* Work required *
Starting at the line that contains "Output the underlying", reproduce every line through the end of the entries below, with no pictures in the copy.
▬▬▬▬▬▬▬▬▬▬
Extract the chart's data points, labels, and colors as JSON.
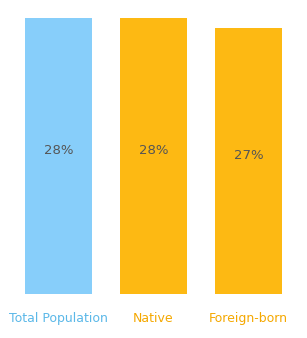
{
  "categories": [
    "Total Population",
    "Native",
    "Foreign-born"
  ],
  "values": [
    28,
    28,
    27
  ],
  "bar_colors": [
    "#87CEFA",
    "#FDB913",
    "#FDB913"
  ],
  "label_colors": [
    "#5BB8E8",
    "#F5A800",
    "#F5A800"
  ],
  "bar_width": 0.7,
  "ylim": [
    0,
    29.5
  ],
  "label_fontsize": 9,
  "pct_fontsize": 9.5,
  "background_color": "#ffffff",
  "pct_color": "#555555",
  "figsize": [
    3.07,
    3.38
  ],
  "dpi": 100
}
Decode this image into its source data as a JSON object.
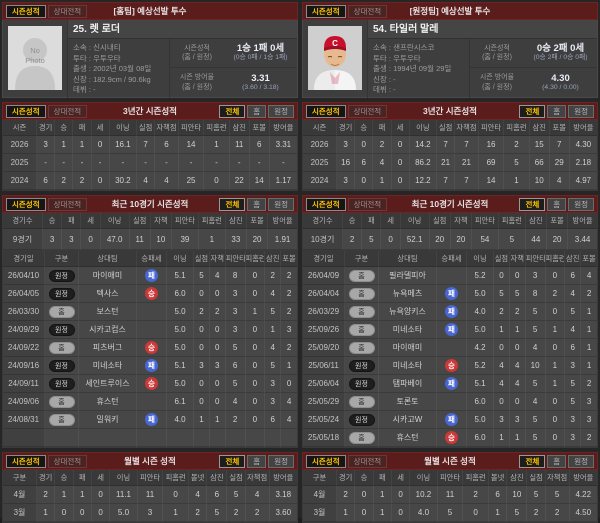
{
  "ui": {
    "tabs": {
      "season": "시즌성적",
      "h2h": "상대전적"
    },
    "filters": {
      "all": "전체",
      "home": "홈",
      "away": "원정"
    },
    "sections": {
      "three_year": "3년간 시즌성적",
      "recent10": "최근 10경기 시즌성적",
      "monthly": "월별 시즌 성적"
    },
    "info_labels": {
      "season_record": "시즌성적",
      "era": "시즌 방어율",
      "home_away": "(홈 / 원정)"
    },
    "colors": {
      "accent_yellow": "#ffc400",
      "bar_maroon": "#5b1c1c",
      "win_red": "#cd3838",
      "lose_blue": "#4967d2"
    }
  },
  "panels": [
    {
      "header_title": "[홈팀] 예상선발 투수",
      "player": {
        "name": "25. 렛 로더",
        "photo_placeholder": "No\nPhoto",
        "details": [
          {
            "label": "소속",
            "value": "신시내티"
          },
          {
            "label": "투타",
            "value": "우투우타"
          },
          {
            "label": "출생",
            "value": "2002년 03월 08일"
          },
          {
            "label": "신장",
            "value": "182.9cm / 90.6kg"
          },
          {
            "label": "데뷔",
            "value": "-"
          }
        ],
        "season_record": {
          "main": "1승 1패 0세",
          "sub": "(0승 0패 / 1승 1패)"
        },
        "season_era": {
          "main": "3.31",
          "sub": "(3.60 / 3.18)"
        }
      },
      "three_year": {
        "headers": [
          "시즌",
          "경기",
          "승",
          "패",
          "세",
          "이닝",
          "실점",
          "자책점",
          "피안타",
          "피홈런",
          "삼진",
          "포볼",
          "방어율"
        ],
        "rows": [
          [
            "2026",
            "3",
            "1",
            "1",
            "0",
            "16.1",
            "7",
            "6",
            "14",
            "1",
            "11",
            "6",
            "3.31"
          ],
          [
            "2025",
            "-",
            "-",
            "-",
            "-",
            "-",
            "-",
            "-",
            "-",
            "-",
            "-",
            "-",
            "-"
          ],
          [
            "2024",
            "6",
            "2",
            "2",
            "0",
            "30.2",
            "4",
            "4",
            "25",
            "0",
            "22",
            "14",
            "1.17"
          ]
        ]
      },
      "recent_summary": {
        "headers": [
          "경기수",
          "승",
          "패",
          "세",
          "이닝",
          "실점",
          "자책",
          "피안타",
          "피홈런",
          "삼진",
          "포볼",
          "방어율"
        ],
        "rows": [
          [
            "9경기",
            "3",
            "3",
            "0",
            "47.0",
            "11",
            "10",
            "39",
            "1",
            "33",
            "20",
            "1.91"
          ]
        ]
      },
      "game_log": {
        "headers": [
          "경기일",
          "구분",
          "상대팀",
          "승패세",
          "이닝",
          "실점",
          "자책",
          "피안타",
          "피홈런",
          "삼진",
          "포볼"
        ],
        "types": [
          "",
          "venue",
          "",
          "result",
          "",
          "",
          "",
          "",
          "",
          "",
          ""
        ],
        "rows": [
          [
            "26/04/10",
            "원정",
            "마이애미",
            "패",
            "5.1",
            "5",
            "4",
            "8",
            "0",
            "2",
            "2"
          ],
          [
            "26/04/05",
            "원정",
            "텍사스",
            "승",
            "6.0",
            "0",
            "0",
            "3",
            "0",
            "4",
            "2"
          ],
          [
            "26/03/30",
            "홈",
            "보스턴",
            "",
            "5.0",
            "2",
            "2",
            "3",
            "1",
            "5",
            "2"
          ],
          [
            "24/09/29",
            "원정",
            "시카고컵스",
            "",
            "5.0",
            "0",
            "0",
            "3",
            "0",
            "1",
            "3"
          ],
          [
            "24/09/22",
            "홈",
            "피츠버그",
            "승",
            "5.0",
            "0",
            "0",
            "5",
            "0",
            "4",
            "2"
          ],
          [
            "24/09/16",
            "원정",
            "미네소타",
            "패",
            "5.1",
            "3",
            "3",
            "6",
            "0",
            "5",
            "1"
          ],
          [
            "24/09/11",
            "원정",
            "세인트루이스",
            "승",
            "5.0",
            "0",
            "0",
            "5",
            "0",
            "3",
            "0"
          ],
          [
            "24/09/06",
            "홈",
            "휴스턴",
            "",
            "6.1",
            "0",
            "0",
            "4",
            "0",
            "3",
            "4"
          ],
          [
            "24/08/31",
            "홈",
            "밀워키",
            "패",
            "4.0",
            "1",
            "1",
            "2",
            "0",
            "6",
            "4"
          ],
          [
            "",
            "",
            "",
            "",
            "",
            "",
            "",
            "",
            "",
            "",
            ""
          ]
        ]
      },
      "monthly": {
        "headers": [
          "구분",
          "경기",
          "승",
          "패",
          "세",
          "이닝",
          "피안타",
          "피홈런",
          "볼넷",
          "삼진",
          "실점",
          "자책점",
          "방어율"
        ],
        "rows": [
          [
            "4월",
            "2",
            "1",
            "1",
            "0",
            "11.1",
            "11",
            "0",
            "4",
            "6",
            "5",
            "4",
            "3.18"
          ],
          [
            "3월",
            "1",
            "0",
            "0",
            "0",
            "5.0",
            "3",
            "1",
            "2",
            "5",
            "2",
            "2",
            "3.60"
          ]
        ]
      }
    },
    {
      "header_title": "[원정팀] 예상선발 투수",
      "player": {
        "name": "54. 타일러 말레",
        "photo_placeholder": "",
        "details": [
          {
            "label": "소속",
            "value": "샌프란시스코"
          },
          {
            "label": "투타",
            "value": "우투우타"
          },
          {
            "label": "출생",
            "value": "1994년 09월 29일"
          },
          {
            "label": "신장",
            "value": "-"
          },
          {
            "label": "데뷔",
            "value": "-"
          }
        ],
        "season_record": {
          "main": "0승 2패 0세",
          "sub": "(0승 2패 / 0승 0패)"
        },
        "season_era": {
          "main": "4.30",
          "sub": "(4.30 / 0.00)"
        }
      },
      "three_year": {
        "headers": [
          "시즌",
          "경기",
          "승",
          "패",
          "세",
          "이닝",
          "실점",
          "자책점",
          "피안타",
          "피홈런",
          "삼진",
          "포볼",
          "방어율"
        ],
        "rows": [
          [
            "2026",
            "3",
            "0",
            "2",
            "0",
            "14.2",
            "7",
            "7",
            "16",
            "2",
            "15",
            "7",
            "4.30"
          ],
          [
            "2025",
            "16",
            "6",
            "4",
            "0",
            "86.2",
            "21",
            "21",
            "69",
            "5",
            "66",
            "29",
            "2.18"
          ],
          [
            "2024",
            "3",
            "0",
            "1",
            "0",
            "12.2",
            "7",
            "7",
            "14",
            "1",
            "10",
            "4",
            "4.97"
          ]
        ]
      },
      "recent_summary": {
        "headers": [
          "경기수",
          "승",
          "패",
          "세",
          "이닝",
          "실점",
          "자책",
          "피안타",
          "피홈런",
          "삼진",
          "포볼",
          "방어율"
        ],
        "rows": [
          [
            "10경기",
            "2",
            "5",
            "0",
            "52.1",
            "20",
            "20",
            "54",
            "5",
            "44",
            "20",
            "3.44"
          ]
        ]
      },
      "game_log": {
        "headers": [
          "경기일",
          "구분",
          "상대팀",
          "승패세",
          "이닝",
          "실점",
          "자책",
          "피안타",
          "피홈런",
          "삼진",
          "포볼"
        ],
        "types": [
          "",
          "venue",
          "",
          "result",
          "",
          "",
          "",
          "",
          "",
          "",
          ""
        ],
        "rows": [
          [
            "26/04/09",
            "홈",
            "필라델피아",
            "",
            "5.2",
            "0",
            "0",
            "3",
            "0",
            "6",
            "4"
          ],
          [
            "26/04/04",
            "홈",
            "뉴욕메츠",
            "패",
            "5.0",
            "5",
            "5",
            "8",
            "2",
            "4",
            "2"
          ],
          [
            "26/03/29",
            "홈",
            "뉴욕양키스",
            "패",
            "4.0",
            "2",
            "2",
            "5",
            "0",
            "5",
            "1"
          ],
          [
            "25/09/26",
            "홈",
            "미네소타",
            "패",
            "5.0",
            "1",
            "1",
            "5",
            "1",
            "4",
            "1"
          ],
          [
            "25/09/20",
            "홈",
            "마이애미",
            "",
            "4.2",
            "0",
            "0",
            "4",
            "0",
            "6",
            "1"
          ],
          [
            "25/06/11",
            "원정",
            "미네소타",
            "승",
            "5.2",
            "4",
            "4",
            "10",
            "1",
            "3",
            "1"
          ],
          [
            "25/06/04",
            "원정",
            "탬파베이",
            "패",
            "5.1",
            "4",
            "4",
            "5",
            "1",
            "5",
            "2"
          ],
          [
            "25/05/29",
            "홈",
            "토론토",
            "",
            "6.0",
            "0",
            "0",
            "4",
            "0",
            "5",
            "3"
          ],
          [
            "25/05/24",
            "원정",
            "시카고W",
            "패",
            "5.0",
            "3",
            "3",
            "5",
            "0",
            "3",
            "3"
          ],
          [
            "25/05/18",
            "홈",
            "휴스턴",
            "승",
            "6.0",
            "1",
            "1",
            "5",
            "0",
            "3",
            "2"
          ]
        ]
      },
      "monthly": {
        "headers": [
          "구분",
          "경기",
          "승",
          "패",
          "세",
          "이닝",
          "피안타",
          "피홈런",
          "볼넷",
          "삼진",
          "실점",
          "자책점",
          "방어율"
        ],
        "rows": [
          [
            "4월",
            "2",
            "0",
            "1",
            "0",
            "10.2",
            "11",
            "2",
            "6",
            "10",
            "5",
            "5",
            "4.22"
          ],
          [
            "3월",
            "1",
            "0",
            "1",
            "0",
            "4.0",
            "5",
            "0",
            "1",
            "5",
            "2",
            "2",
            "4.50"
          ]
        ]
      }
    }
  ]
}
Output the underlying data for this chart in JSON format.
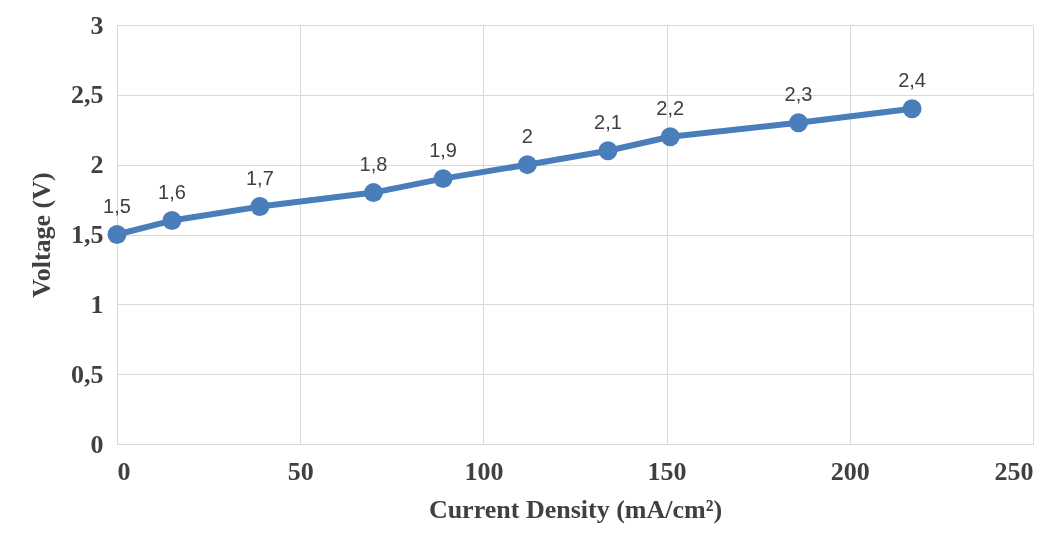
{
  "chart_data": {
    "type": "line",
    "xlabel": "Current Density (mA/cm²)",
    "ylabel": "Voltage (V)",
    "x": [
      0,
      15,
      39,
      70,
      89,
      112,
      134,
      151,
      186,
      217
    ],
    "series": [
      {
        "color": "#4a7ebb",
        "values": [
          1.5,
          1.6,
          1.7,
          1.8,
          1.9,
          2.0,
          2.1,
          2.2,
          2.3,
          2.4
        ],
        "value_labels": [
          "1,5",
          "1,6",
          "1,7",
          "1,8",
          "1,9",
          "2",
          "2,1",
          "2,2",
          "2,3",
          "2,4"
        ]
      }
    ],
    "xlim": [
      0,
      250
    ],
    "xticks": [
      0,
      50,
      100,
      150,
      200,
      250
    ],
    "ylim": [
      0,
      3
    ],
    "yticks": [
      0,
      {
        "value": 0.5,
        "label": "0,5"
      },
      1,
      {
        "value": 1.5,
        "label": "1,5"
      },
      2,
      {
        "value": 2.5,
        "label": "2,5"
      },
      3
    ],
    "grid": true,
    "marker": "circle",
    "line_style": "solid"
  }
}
▬▬▬▬▬▬▬▬▬▬
* Completed task *
Output the underlying data for this chart in JSON format.
{
  "chart_data": {
    "type": "line",
    "xlabel": "Current Density (mA/cm²)",
    "ylabel": "Voltage (V)",
    "x": [
      0,
      15,
      39,
      70,
      89,
      112,
      134,
      151,
      186,
      217
    ],
    "series": [
      {
        "color": "#4a7ebb",
        "values": [
          1.5,
          1.6,
          1.7,
          1.8,
          1.9,
          2.0,
          2.1,
          2.2,
          2.3,
          2.4
        ],
        "value_labels": [
          "1,5",
          "1,6",
          "1,7",
          "1,8",
          "1,9",
          "2",
          "2,1",
          "2,2",
          "2,3",
          "2,4"
        ]
      }
    ],
    "xlim": [
      0,
      250
    ],
    "xticks": [
      0,
      50,
      100,
      150,
      200,
      250
    ],
    "ylim": [
      0,
      3
    ],
    "yticks": [
      0,
      {
        "value": 0.5,
        "label": "0,5"
      },
      1,
      {
        "value": 1.5,
        "label": "1,5"
      },
      2,
      {
        "value": 2.5,
        "label": "2,5"
      },
      3
    ],
    "grid": true,
    "marker": "circle",
    "line_style": "solid"
  }
}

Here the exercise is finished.